Problem statement. Repeat the material exactly as it appears.

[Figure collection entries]
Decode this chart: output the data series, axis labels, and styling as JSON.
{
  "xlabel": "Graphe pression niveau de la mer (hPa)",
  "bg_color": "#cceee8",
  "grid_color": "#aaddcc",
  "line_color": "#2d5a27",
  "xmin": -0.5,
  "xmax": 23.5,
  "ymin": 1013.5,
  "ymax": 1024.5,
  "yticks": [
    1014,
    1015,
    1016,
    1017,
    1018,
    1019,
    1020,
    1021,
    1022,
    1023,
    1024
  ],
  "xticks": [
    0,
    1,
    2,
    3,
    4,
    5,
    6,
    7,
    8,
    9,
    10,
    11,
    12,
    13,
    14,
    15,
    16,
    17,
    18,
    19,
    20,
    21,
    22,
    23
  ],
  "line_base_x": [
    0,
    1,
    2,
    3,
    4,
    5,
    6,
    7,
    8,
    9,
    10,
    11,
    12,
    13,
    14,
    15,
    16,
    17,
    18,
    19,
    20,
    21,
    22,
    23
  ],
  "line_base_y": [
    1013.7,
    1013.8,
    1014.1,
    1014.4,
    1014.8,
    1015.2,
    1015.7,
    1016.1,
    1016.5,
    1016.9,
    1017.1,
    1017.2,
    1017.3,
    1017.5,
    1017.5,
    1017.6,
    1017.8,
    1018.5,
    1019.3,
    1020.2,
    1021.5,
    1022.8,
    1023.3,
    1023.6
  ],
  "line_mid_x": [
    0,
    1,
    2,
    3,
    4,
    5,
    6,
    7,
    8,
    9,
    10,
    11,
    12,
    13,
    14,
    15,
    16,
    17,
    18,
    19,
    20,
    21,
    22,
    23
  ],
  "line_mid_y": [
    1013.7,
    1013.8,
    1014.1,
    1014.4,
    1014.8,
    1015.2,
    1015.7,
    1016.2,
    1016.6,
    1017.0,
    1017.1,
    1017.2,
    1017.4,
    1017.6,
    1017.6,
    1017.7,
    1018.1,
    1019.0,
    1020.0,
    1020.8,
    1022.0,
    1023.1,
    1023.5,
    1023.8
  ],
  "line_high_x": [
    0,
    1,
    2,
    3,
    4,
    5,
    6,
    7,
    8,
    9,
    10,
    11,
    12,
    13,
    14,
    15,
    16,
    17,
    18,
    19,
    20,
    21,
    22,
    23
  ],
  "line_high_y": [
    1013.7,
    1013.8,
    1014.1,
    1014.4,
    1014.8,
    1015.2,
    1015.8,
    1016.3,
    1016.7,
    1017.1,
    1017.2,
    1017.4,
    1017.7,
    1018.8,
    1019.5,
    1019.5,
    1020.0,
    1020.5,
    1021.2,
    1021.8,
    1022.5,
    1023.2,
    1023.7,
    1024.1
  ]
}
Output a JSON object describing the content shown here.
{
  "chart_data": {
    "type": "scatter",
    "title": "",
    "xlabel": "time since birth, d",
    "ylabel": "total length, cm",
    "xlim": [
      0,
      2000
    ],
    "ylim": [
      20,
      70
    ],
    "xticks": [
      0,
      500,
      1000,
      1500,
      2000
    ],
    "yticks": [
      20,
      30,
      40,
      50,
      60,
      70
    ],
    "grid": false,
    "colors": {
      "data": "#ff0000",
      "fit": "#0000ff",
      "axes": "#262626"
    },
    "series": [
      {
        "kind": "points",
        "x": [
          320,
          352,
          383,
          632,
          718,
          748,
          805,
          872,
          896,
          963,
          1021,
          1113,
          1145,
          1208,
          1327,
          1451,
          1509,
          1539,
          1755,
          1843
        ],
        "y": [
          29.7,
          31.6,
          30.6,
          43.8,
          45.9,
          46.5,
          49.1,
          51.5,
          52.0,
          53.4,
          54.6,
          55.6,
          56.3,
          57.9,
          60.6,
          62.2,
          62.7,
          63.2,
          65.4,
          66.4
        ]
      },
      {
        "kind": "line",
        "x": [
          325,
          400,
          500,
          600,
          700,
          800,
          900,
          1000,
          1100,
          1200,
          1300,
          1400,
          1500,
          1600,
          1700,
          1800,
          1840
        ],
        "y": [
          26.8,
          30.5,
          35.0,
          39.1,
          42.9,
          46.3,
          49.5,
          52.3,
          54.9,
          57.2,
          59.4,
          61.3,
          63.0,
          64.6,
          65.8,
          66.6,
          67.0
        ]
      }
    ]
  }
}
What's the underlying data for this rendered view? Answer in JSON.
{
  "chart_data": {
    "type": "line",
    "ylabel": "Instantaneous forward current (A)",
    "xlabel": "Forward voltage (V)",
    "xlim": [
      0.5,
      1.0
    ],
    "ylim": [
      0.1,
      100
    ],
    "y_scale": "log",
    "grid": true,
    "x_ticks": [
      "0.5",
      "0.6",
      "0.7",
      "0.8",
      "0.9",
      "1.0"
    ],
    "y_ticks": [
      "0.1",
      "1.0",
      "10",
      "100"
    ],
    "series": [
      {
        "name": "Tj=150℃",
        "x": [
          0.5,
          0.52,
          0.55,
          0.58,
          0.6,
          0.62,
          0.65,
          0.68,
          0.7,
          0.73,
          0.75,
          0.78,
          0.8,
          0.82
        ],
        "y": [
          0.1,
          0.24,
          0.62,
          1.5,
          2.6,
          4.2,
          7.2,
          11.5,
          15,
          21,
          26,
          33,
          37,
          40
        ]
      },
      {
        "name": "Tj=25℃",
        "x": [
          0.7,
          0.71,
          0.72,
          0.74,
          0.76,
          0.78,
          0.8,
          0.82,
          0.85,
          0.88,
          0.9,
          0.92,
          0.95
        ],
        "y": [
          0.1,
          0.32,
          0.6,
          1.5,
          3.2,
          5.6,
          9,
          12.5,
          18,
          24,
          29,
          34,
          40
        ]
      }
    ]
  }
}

Result of this exercise.
Decode this chart: output the data series, axis labels, and styling as JSON.
{
  "xlabel": "Graphe pression niveau de la mer (hPa)",
  "bg_color": "#cceee8",
  "grid_color": "#aaddcc",
  "line_color": "#2d5a27",
  "xmin": -0.5,
  "xmax": 23.5,
  "ymin": 1013.5,
  "ymax": 1024.5,
  "yticks": [
    1014,
    1015,
    1016,
    1017,
    1018,
    1019,
    1020,
    1021,
    1022,
    1023,
    1024
  ],
  "xticks": [
    0,
    1,
    2,
    3,
    4,
    5,
    6,
    7,
    8,
    9,
    10,
    11,
    12,
    13,
    14,
    15,
    16,
    17,
    18,
    19,
    20,
    21,
    22,
    23
  ],
  "line_base_x": [
    0,
    1,
    2,
    3,
    4,
    5,
    6,
    7,
    8,
    9,
    10,
    11,
    12,
    13,
    14,
    15,
    16,
    17,
    18,
    19,
    20,
    21,
    22,
    23
  ],
  "line_base_y": [
    1013.7,
    1013.8,
    1014.1,
    1014.4,
    1014.8,
    1015.2,
    1015.7,
    1016.1,
    1016.5,
    1016.9,
    1017.1,
    1017.2,
    1017.3,
    1017.5,
    1017.5,
    1017.6,
    1017.8,
    1018.5,
    1019.3,
    1020.2,
    1021.5,
    1022.8,
    1023.3,
    1023.6
  ],
  "line_mid_x": [
    0,
    1,
    2,
    3,
    4,
    5,
    6,
    7,
    8,
    9,
    10,
    11,
    12,
    13,
    14,
    15,
    16,
    17,
    18,
    19,
    20,
    21,
    22,
    23
  ],
  "line_mid_y": [
    1013.7,
    1013.8,
    1014.1,
    1014.4,
    1014.8,
    1015.2,
    1015.7,
    1016.2,
    1016.6,
    1017.0,
    1017.1,
    1017.2,
    1017.4,
    1017.6,
    1017.6,
    1017.7,
    1018.1,
    1019.0,
    1020.0,
    1020.8,
    1022.0,
    1023.1,
    1023.5,
    1023.8
  ],
  "line_high_x": [
    0,
    1,
    2,
    3,
    4,
    5,
    6,
    7,
    8,
    9,
    10,
    11,
    12,
    13,
    14,
    15,
    16,
    17,
    18,
    19,
    20,
    21,
    22,
    23
  ],
  "line_high_y": [
    1013.7,
    1013.8,
    1014.1,
    1014.4,
    1014.8,
    1015.2,
    1015.8,
    1016.3,
    1016.7,
    1017.1,
    1017.2,
    1017.4,
    1017.7,
    1018.8,
    1019.5,
    1019.5,
    1020.0,
    1020.5,
    1021.2,
    1021.8,
    1022.5,
    1023.2,
    1023.7,
    1024.1
  ]
}
Output a JSON object describing the content shown here.
{
  "chart_data": {
    "type": "scatter",
    "title": "",
    "xlabel": "time since birth, d",
    "ylabel": "total length, cm",
    "xlim": [
      0,
      2000
    ],
    "ylim": [
      20,
      70
    ],
    "xticks": [
      0,
      500,
      1000,
      1500,
      2000
    ],
    "yticks": [
      20,
      30,
      40,
      50,
      60,
      70
    ],
    "grid": false,
    "colors": {
      "data": "#ff0000",
      "fit": "#0000ff",
      "axes": "#262626"
    },
    "series": [
      {
        "kind": "points",
        "x": [
          320,
          352,
          383,
          632,
          718,
          748,
          805,
          872,
          896,
          963,
          1021,
          1113,
          1145,
          1208,
          1327,
          1451,
          1509,
          1539,
          1755,
          1843
        ],
        "y": [
          29.7,
          31.6,
          30.6,
          43.8,
          45.9,
          46.5,
          49.1,
          51.5,
          52.0,
          53.4,
          54.6,
          55.6,
          56.3,
          57.9,
          60.6,
          62.2,
          62.7,
          63.2,
          65.4,
          66.4
        ]
      },
      {
        "kind": "line",
        "x": [
          325,
          400,
          500,
          600,
          700,
          800,
          900,
          1000,
          1100,
          1200,
          1300,
          1400,
          1500,
          1600,
          1700,
          1800,
          1840
        ],
        "y": [
          26.8,
          30.5,
          35.0,
          39.1,
          42.9,
          46.3,
          49.5,
          52.3,
          54.9,
          57.2,
          59.4,
          61.3,
          63.0,
          64.6,
          65.8,
          66.6,
          67.0
        ]
      }
    ]
  }
}
What's the underlying data for this rendered view? Answer in JSON.
{
  "chart_data": {
    "type": "line",
    "ylabel": "Instantaneous forward current (A)",
    "xlabel": "Forward voltage (V)",
    "xlim": [
      0.5,
      1.0
    ],
    "ylim": [
      0.1,
      100
    ],
    "y_scale": "log",
    "grid": true,
    "x_ticks": [
      "0.5",
      "0.6",
      "0.7",
      "0.8",
      "0.9",
      "1.0"
    ],
    "y_ticks": [
      "0.1",
      "1.0",
      "10",
      "100"
    ],
    "series": [
      {
        "name": "Tj=150℃",
        "x": [
          0.5,
          0.52,
          0.55,
          0.58,
          0.6,
          0.62,
          0.65,
          0.68,
          0.7,
          0.73,
          0.75,
          0.78,
          0.8,
          0.82
        ],
        "y": [
          0.1,
          0.24,
          0.62,
          1.5,
          2.6,
          4.2,
          7.2,
          11.5,
          15,
          21,
          26,
          33,
          37,
          40
        ]
      },
      {
        "name": "Tj=25℃",
        "x": [
          0.7,
          0.71,
          0.72,
          0.74,
          0.76,
          0.78,
          0.8,
          0.82,
          0.85,
          0.88,
          0.9,
          0.92,
          0.95
        ],
        "y": [
          0.1,
          0.32,
          0.6,
          1.5,
          3.2,
          5.6,
          9,
          12.5,
          18,
          24,
          29,
          34,
          40
        ]
      }
    ]
  }
}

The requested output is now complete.